WORK TO BE COMPLETED:
Using the records below, reproduce exactly the lines from the one containing "Extract all readable text from this page." through the end, and nothing more; skip the images.

************

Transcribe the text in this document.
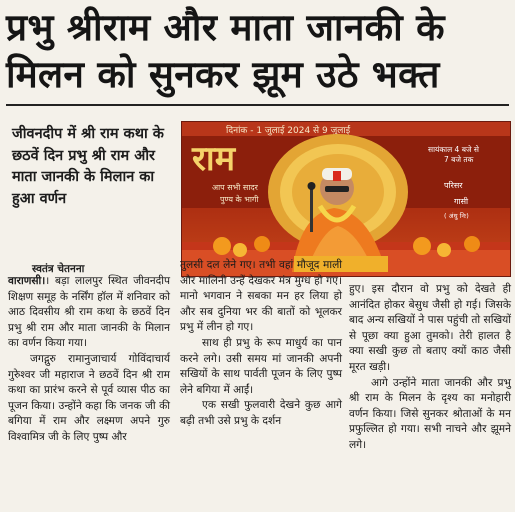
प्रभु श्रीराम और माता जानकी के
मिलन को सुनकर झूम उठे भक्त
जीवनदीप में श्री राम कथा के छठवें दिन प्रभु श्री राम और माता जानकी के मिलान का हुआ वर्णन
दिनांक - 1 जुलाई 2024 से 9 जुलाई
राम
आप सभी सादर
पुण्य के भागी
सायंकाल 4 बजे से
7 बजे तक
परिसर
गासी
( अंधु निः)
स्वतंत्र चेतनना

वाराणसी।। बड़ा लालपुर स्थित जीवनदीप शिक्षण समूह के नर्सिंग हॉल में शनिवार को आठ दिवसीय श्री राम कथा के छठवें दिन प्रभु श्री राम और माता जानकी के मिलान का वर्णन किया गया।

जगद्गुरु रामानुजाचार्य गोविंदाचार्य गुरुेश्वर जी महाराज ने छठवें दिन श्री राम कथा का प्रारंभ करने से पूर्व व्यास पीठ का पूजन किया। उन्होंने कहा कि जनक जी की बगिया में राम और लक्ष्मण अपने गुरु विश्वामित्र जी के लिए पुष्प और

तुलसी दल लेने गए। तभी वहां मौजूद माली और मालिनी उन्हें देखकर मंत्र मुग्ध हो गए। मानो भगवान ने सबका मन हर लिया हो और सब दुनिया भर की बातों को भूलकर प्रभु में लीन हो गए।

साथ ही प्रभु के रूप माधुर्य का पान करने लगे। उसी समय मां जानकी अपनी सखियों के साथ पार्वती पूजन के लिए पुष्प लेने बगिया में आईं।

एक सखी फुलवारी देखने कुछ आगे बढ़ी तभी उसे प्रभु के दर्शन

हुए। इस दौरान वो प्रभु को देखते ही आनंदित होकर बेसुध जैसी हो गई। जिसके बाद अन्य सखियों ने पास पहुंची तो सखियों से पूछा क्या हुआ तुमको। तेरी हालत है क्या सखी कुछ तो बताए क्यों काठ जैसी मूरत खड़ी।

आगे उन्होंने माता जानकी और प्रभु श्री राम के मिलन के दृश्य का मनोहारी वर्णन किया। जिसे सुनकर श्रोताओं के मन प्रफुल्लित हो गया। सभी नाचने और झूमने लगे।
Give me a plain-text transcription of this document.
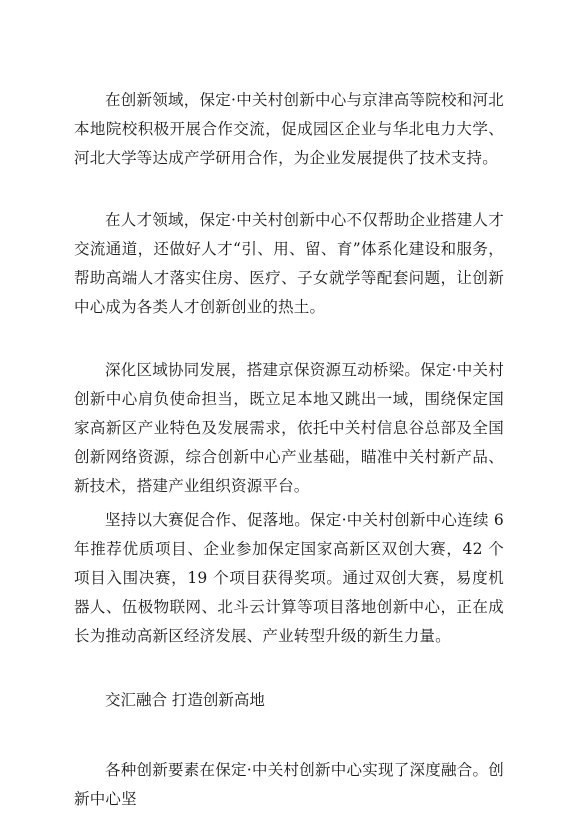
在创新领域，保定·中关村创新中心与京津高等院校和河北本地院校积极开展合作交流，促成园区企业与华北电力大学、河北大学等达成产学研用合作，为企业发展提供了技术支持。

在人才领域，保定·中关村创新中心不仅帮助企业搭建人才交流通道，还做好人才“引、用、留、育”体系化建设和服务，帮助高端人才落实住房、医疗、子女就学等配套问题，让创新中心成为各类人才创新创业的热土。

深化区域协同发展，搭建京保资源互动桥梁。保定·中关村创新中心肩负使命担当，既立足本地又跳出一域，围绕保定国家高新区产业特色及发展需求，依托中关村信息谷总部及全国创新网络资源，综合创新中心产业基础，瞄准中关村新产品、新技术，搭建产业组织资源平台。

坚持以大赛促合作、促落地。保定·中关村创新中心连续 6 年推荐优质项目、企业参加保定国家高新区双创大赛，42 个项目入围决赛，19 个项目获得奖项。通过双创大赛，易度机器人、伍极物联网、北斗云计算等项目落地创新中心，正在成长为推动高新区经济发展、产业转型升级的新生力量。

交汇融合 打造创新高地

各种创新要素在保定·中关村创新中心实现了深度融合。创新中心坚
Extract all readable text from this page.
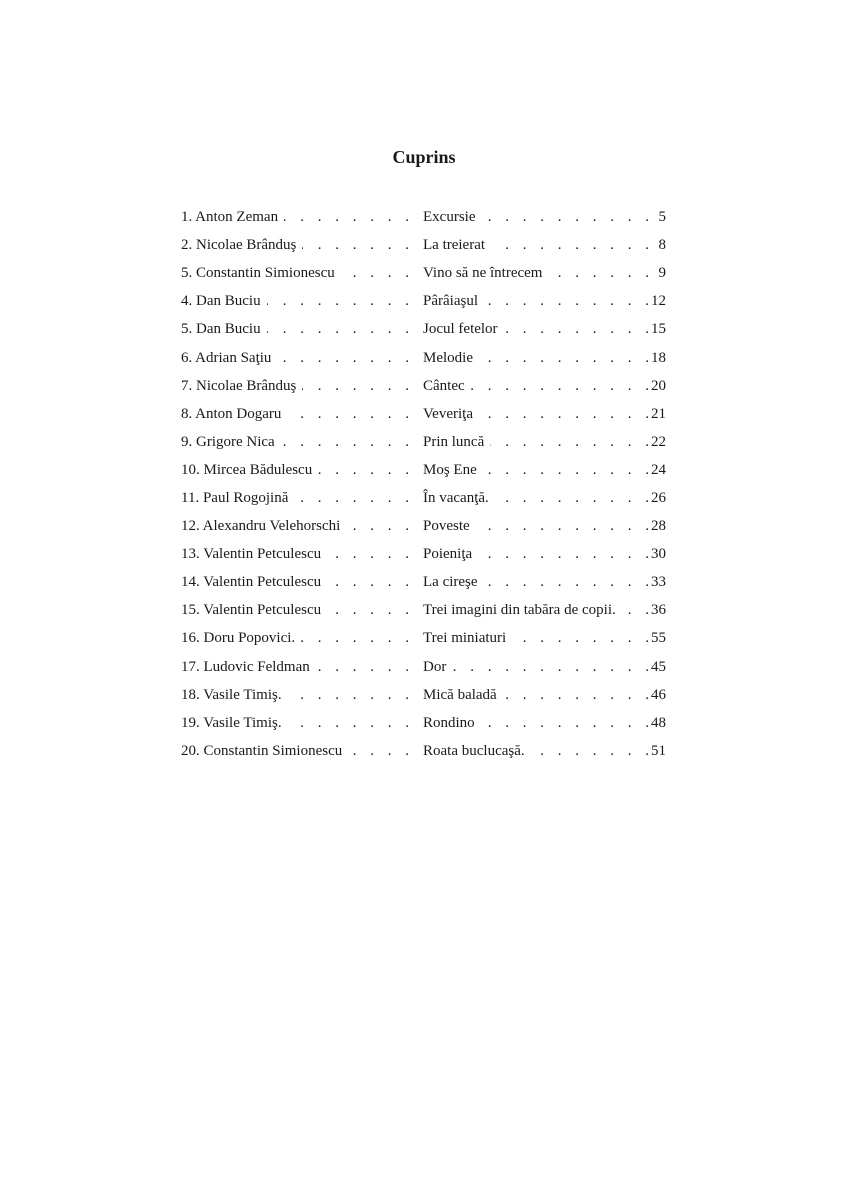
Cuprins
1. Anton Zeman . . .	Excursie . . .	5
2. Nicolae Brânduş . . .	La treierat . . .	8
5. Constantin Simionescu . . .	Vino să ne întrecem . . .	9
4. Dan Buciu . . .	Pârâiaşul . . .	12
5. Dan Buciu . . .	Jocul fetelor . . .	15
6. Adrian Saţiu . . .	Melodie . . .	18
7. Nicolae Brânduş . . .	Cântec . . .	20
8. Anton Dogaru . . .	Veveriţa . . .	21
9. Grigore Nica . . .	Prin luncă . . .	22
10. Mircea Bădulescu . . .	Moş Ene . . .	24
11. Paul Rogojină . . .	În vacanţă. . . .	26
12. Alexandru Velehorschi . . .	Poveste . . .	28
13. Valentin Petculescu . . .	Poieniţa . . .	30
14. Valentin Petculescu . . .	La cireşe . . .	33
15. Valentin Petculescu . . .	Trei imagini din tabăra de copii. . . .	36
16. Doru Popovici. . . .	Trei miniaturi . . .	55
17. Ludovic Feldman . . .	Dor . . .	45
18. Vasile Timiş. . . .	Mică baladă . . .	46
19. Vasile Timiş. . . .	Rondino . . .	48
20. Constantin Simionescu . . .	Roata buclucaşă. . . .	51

************

CORRECT RESULT:
Extract all readable text from this page.
Cuprins
1. Anton Zeman . . .	Excursie . . .	5
2. Nicolae Brânduş . . .	La treierat . . .	8
5. Constantin Simionescu . . .	Vino să ne întrecem . . .	9
4. Dan Buciu . . .	Pârâiaşul . . .	12
5. Dan Buciu . . .	Jocul fetelor . . .	15
6. Adrian Saţiu . . .	Melodie . . .	18
7. Nicolae Brânduş . . .	Cântec . . .	20
8. Anton Dogaru . . .	Veveriţa . . .	21
9. Grigore Nica . . .	Prin luncă . . .	22
10. Mircea Bădulescu . . .	Moş Ene . . .	24
11. Paul Rogojină . . .	În vacanţă. . . .	26
12. Alexandru Velehorschi . . .	Poveste . . .	28
13. Valentin Petculescu . . .	Poieniţa . . .	30
14. Valentin Petculescu . . .	La cireşe . . .	33
15. Valentin Petculescu . . .	Trei imagini din tabăra de copii. . . .	36
16. Doru Popovici. . . .	Trei miniaturi . . .	55
17. Ludovic Feldman . . .	Dor . . .	45
18. Vasile Timiş. . . .	Mică baladă . . .	46
19. Vasile Timiş. . . .	Rondino . . .	48
20. Constantin Simionescu . . .	Roata buclucaşă. . . .	51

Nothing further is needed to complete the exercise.